◆ REQUEST
Every line of the material is to be repeated exactly as it stands.
+---+
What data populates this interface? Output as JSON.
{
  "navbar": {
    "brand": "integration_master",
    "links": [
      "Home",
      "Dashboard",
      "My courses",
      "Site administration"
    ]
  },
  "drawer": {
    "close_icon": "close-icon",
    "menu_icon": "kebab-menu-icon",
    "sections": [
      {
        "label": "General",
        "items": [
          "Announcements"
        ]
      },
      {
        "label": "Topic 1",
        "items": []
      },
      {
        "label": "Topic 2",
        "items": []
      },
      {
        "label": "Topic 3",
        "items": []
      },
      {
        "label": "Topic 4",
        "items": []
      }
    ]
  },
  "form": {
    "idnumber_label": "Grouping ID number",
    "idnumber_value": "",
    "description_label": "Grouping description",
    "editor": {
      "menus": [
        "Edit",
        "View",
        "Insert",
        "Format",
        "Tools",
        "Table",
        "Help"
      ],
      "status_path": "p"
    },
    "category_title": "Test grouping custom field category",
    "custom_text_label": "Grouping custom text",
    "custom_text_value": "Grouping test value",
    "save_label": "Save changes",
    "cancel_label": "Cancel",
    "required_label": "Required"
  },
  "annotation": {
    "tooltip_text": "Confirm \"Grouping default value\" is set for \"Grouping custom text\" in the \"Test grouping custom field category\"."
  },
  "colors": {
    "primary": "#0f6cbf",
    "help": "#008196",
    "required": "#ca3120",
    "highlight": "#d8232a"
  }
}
+---+
◆ RESULT OF THIS TASK
What data populates this interface? Output as JSON.
{
  "navbar": {
    "brand": "integration_master",
    "links": [
      "Home",
      "Dashboard",
      "My courses",
      "Site administration"
    ]
  },
  "drawer": {
    "close_icon": "close-icon",
    "menu_icon": "kebab-menu-icon",
    "sections": [
      {
        "label": "General",
        "items": [
          "Announcements"
        ]
      },
      {
        "label": "Topic 1",
        "items": []
      },
      {
        "label": "Topic 2",
        "items": []
      },
      {
        "label": "Topic 3",
        "items": []
      },
      {
        "label": "Topic 4",
        "items": []
      }
    ]
  },
  "form": {
    "idnumber_label": "Grouping ID number",
    "idnumber_value": "",
    "description_label": "Grouping description",
    "editor": {
      "menus": [
        "Edit",
        "View",
        "Insert",
        "Format",
        "Tools",
        "Table",
        "Help"
      ],
      "status_path": "p"
    },
    "category_title": "Test grouping custom field category",
    "custom_text_label": "Grouping custom text",
    "custom_text_value": "Grouping test value",
    "save_label": "Save changes",
    "cancel_label": "Cancel",
    "required_label": "Required"
  },
  "annotation": {
    "tooltip_text": "Confirm \"Grouping default value\" is set for \"Grouping custom text\" in the \"Test grouping custom field category\"."
  },
  "colors": {
    "primary": "#0f6cbf",
    "help": "#008196",
    "required": "#ca3120",
    "highlight": "#d8232a"
  }
}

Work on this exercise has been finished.